EXERCISE: Below are some entries; can you quote all of them exactly?

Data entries
»»
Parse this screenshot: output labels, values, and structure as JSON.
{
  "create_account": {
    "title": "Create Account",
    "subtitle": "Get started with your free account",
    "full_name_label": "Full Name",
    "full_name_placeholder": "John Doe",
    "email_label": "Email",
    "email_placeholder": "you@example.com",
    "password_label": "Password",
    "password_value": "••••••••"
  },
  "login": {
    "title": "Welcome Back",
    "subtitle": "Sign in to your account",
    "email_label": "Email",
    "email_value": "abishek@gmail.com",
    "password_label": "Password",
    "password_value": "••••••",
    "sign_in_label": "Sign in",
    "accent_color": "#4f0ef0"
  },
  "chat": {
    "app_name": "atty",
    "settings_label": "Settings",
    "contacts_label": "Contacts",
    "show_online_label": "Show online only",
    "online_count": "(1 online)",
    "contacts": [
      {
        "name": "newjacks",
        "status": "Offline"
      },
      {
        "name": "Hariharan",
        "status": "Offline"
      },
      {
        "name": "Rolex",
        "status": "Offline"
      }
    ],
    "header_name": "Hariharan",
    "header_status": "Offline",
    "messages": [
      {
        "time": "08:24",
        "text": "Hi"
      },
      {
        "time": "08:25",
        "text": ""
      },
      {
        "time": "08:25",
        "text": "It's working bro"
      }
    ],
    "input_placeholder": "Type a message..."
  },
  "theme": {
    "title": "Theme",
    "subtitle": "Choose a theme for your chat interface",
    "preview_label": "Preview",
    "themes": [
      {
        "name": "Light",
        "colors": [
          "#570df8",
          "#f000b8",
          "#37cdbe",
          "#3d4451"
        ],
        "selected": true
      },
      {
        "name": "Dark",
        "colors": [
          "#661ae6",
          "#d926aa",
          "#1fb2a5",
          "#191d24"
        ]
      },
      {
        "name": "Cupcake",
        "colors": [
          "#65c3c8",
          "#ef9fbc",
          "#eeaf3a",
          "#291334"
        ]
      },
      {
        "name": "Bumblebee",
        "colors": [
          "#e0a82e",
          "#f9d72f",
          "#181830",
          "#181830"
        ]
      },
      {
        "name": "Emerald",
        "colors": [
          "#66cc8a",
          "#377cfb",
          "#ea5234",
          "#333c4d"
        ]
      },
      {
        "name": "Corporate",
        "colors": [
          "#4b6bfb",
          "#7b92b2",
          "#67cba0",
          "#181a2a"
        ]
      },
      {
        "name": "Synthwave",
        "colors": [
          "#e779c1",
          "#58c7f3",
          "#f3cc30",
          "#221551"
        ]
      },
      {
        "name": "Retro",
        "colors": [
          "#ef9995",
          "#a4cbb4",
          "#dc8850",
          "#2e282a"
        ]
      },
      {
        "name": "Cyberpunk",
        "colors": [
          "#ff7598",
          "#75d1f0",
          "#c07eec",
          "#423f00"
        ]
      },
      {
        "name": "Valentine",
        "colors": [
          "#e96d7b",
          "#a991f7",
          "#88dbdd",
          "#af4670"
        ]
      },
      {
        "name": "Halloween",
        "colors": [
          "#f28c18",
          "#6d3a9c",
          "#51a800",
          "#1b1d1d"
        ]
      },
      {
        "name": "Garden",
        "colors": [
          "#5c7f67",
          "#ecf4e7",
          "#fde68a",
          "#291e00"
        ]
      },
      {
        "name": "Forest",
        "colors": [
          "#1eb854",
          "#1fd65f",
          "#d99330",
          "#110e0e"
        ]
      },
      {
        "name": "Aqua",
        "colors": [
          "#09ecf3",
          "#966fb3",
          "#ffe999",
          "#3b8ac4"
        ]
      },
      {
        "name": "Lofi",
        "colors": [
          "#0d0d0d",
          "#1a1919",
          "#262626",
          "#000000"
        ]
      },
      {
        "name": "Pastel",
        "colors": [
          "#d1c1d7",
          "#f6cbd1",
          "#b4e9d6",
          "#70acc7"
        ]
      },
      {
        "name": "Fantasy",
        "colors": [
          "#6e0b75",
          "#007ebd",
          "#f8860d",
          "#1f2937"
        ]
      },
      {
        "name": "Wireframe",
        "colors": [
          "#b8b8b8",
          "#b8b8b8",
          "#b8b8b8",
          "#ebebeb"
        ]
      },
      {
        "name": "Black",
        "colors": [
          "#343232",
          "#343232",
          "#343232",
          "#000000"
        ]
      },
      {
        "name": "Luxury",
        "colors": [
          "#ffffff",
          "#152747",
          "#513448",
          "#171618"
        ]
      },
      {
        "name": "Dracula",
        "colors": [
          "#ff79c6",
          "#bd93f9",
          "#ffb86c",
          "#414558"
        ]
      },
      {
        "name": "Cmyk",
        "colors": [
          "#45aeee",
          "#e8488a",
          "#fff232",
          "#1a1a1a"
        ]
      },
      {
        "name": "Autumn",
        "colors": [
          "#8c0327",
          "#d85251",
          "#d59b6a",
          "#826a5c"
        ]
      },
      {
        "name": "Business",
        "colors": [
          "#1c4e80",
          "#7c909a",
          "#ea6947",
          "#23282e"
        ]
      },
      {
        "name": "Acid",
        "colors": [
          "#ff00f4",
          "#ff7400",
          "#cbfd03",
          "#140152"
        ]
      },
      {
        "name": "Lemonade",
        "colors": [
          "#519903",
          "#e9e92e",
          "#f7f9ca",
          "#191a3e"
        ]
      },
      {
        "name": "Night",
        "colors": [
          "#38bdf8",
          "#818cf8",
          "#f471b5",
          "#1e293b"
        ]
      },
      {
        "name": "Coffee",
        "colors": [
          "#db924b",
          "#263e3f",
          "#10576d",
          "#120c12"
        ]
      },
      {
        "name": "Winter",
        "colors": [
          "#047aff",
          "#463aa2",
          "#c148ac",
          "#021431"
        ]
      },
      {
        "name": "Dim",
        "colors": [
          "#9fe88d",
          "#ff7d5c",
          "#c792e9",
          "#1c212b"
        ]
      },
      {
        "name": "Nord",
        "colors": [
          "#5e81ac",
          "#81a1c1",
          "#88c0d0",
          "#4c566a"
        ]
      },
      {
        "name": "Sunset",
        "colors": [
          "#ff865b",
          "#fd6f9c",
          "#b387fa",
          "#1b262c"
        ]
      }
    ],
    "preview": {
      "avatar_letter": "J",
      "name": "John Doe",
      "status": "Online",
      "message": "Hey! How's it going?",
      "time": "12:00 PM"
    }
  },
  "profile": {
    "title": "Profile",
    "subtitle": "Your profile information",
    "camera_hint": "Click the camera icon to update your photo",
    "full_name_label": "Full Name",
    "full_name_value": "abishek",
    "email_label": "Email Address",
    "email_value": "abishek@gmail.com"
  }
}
««
ANSWER TO THIS PROBLEM:
Parse this screenshot: output labels, values, and structure as JSON.
{
  "create_account": {
    "title": "Create Account",
    "subtitle": "Get started with your free account",
    "full_name_label": "Full Name",
    "full_name_placeholder": "John Doe",
    "email_label": "Email",
    "email_placeholder": "you@example.com",
    "password_label": "Password",
    "password_value": "••••••••"
  },
  "login": {
    "title": "Welcome Back",
    "subtitle": "Sign in to your account",
    "email_label": "Email",
    "email_value": "abishek@gmail.com",
    "password_label": "Password",
    "password_value": "••••••",
    "sign_in_label": "Sign in",
    "accent_color": "#4f0ef0"
  },
  "chat": {
    "app_name": "atty",
    "settings_label": "Settings",
    "contacts_label": "Contacts",
    "show_online_label": "Show online only",
    "online_count": "(1 online)",
    "contacts": [
      {
        "name": "newjacks",
        "status": "Offline"
      },
      {
        "name": "Hariharan",
        "status": "Offline"
      },
      {
        "name": "Rolex",
        "status": "Offline"
      }
    ],
    "header_name": "Hariharan",
    "header_status": "Offline",
    "messages": [
      {
        "time": "08:24",
        "text": "Hi"
      },
      {
        "time": "08:25",
        "text": ""
      },
      {
        "time": "08:25",
        "text": "It's working bro"
      }
    ],
    "input_placeholder": "Type a message..."
  },
  "theme": {
    "title": "Theme",
    "subtitle": "Choose a theme for your chat interface",
    "preview_label": "Preview",
    "themes": [
      {
        "name": "Light",
        "colors": [
          "#570df8",
          "#f000b8",
          "#37cdbe",
          "#3d4451"
        ],
        "selected": true
      },
      {
        "name": "Dark",
        "colors": [
          "#661ae6",
          "#d926aa",
          "#1fb2a5",
          "#191d24"
        ]
      },
      {
        "name": "Cupcake",
        "colors": [
          "#65c3c8",
          "#ef9fbc",
          "#eeaf3a",
          "#291334"
        ]
      },
      {
        "name": "Bumblebee",
        "colors": [
          "#e0a82e",
          "#f9d72f",
          "#181830",
          "#181830"
        ]
      },
      {
        "name": "Emerald",
        "colors": [
          "#66cc8a",
          "#377cfb",
          "#ea5234",
          "#333c4d"
        ]
      },
      {
        "name": "Corporate",
        "colors": [
          "#4b6bfb",
          "#7b92b2",
          "#67cba0",
          "#181a2a"
        ]
      },
      {
        "name": "Synthwave",
        "colors": [
          "#e779c1",
          "#58c7f3",
          "#f3cc30",
          "#221551"
        ]
      },
      {
        "name": "Retro",
        "colors": [
          "#ef9995",
          "#a4cbb4",
          "#dc8850",
          "#2e282a"
        ]
      },
      {
        "name": "Cyberpunk",
        "colors": [
          "#ff7598",
          "#75d1f0",
          "#c07eec",
          "#423f00"
        ]
      },
      {
        "name": "Valentine",
        "colors": [
          "#e96d7b",
          "#a991f7",
          "#88dbdd",
          "#af4670"
        ]
      },
      {
        "name": "Halloween",
        "colors": [
          "#f28c18",
          "#6d3a9c",
          "#51a800",
          "#1b1d1d"
        ]
      },
      {
        "name": "Garden",
        "colors": [
          "#5c7f67",
          "#ecf4e7",
          "#fde68a",
          "#291e00"
        ]
      },
      {
        "name": "Forest",
        "colors": [
          "#1eb854",
          "#1fd65f",
          "#d99330",
          "#110e0e"
        ]
      },
      {
        "name": "Aqua",
        "colors": [
          "#09ecf3",
          "#966fb3",
          "#ffe999",
          "#3b8ac4"
        ]
      },
      {
        "name": "Lofi",
        "colors": [
          "#0d0d0d",
          "#1a1919",
          "#262626",
          "#000000"
        ]
      },
      {
        "name": "Pastel",
        "colors": [
          "#d1c1d7",
          "#f6cbd1",
          "#b4e9d6",
          "#70acc7"
        ]
      },
      {
        "name": "Fantasy",
        "colors": [
          "#6e0b75",
          "#007ebd",
          "#f8860d",
          "#1f2937"
        ]
      },
      {
        "name": "Wireframe",
        "colors": [
          "#b8b8b8",
          "#b8b8b8",
          "#b8b8b8",
          "#ebebeb"
        ]
      },
      {
        "name": "Black",
        "colors": [
          "#343232",
          "#343232",
          "#343232",
          "#000000"
        ]
      },
      {
        "name": "Luxury",
        "colors": [
          "#ffffff",
          "#152747",
          "#513448",
          "#171618"
        ]
      },
      {
        "name": "Dracula",
        "colors": [
          "#ff79c6",
          "#bd93f9",
          "#ffb86c",
          "#414558"
        ]
      },
      {
        "name": "Cmyk",
        "colors": [
          "#45aeee",
          "#e8488a",
          "#fff232",
          "#1a1a1a"
        ]
      },
      {
        "name": "Autumn",
        "colors": [
          "#8c0327",
          "#d85251",
          "#d59b6a",
          "#826a5c"
        ]
      },
      {
        "name": "Business",
        "colors": [
          "#1c4e80",
          "#7c909a",
          "#ea6947",
          "#23282e"
        ]
      },
      {
        "name": "Acid",
        "colors": [
          "#ff00f4",
          "#ff7400",
          "#cbfd03",
          "#140152"
        ]
      },
      {
        "name": "Lemonade",
        "colors": [
          "#519903",
          "#e9e92e",
          "#f7f9ca",
          "#191a3e"
        ]
      },
      {
        "name": "Night",
        "colors": [
          "#38bdf8",
          "#818cf8",
          "#f471b5",
          "#1e293b"
        ]
      },
      {
        "name": "Coffee",
        "colors": [
          "#db924b",
          "#263e3f",
          "#10576d",
          "#120c12"
        ]
      },
      {
        "name": "Winter",
        "colors": [
          "#047aff",
          "#463aa2",
          "#c148ac",
          "#021431"
        ]
      },
      {
        "name": "Dim",
        "colors": [
          "#9fe88d",
          "#ff7d5c",
          "#c792e9",
          "#1c212b"
        ]
      },
      {
        "name": "Nord",
        "colors": [
          "#5e81ac",
          "#81a1c1",
          "#88c0d0",
          "#4c566a"
        ]
      },
      {
        "name": "Sunset",
        "colors": [
          "#ff865b",
          "#fd6f9c",
          "#b387fa",
          "#1b262c"
        ]
      }
    ],
    "preview": {
      "avatar_letter": "J",
      "name": "John Doe",
      "status": "Online",
      "message": "Hey! How's it going?",
      "time": "12:00 PM"
    }
  },
  "profile": {
    "title": "Profile",
    "subtitle": "Your profile information",
    "camera_hint": "Click the camera icon to update your photo",
    "full_name_label": "Full Name",
    "full_name_value": "abishek",
    "email_label": "Email Address",
    "email_value": "abishek@gmail.com"
  }
}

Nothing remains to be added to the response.